> Brief 1: From the article on juvenile accountability, reproduce word for word the part that opens with the words containing "There was only" and closes with "of three years.".
> Brief 2: Please condense the paragraph of the article on juvenile accountability that begins "One remembers the agitating crowds" into a short bulleted list that keeps its main facts.
> Brief 3: According to the article on juvenile accountability, why could some of the accused in the Delhi and Mumbai rapes not be tried for an IPC offence? Answer in one to three sentences.

> Source:
Juveniles Accountable for Crime

One remembers the agitating crowds after the December 2012 rape in Delhi in which not only was a young woman brutally raped, but also deliberately inflicted internal injuries which resulted in her death. This inhuman act aroused the anger of the people and multitudes, especially women and activists, came out into the streets, demanding harsh laws and the severest penalties including death for rapists. It was known at the time that the accused came from deprived backgrounds from which the lumpen are drawn, but there was no outcry that these people should be spared because they came from poor, uneducated, socially deprived families. The universal demand was that women must be protected. The Indian Penal Code was amended, the police activated and in a number of cases thereafter death or life imprisonment was the penalty imposed and trials were accelerated. Judges vied with each other in the speed with which the trial of rape cases was conducted. The press, activist groups and feminists applauded this.

There was only problem in many rapes—including the one in Delhi and the subsequent one in Mumbai—is that some accused were juvenile who could not be tried for an IPC offence and to whom the Juvenile Justice (Care and Protection of Children) Act, 2000, amended in 2006, applied. The Juvenile Justice Board, headed by a magistrate, if satisfied that the juvenile had committed an offence, was authorised to send the juvenile to a special home, to be detained therein for a maximum of three years.

> Records shown:
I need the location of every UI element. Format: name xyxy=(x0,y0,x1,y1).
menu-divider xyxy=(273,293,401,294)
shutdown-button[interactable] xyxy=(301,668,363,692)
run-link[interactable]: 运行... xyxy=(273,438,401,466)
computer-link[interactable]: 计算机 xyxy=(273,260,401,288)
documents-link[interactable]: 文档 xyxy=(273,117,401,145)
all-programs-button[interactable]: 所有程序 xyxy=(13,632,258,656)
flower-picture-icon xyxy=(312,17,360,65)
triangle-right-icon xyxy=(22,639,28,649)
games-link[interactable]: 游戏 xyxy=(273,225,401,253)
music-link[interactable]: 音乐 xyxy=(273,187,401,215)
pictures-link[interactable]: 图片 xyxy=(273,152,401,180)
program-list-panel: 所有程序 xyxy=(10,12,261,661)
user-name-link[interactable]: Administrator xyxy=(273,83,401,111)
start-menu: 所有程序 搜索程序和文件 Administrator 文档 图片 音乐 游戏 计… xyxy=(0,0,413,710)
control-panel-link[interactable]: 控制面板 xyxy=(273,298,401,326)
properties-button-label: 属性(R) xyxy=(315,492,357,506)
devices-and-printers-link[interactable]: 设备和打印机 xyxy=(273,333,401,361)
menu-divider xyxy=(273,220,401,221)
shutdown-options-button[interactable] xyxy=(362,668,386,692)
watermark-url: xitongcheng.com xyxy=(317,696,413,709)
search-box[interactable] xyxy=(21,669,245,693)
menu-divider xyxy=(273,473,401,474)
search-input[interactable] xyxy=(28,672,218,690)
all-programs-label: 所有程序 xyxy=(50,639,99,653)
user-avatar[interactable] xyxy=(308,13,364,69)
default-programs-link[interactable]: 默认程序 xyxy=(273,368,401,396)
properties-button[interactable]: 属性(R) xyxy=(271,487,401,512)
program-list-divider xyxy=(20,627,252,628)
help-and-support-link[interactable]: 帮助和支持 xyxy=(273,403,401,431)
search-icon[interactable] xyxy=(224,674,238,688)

> Expected output 1:
There was only problem in many rapes—including the one in Delhi and the subsequent one in Mumbai—is that some accused were juvenile who could not be tried for an IPC offence and to whom the Juvenile Justice (Care and Protection of Children) Act, 2000, amended in 2006, applied. The Juvenile Justice Board, headed by a magistrate, if satisfied that the juvenile had committed an offence, was authorised to send the juvenile to a special home, to be detained therein for a maximum of three years.

> Expected output 2:
- In the December 2012 Delhi rape, a young woman was brutally raped and given deliberately inflicted internal injuries that led to her death.
- The act angered the public. Crowds, especially women and activists, took to the streets demanding harsh laws and the severest penalties for rapists, including death.
- The accused came from deprived backgrounds, but no one called for sparing them on those grounds. The universal demand was that women be protected.
- The Indian Penal Code was amended and the police activated. In a number of later cases, death or life imprisonment was imposed.
- Trials were accelerated, and judges competed over the speed of rape trials.
- The press, activist groups and feminists applauded these changes.

> Expected output 3: Some of the accused were juveniles. Juveniles could not be tried for an IPC offence, and the Juvenile Justice (Care and Protection of Children) Act, 2000, amended in 2006, applied to them instead.